Write out the items word for word, from the first one up to and including the line with "svg-text:15: 15 xyxy=(45,148,57,160)".

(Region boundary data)
┄┄┄┄┄┄┄┄┄┄┄┄┄┄┄┄┄┄┄┄

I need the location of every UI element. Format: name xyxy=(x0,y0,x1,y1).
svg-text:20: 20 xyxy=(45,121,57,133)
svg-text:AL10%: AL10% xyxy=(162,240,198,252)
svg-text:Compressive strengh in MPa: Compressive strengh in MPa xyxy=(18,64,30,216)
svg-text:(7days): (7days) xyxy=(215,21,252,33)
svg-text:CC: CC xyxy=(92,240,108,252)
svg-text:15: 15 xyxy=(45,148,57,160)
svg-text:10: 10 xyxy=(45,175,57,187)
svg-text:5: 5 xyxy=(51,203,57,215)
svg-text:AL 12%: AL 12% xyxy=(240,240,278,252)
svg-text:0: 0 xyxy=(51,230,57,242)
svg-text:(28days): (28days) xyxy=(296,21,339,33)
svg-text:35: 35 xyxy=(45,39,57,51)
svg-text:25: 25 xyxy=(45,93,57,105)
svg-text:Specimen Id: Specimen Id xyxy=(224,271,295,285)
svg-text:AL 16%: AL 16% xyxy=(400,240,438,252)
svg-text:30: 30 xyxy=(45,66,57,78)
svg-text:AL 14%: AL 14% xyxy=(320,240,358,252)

┄┄┄┄┄┄┄┄┄┄┄┄┄┄┄┄┄┄┄┄

Task output:
I need the location of every UI element. Format: name xyxy=(x0,y0,x1,y1).
svg-text:20: 20 xyxy=(45,121,57,133)
svg-text:AL10%: AL10% xyxy=(162,240,198,252)
svg-text:Compressive strengh in MPa: Compressive strengh in MPa xyxy=(18,64,30,216)
svg-text:(7days): (7days) xyxy=(215,21,252,33)
svg-text:CC: CC xyxy=(92,240,108,252)
svg-text:15: 15 xyxy=(45,148,57,160)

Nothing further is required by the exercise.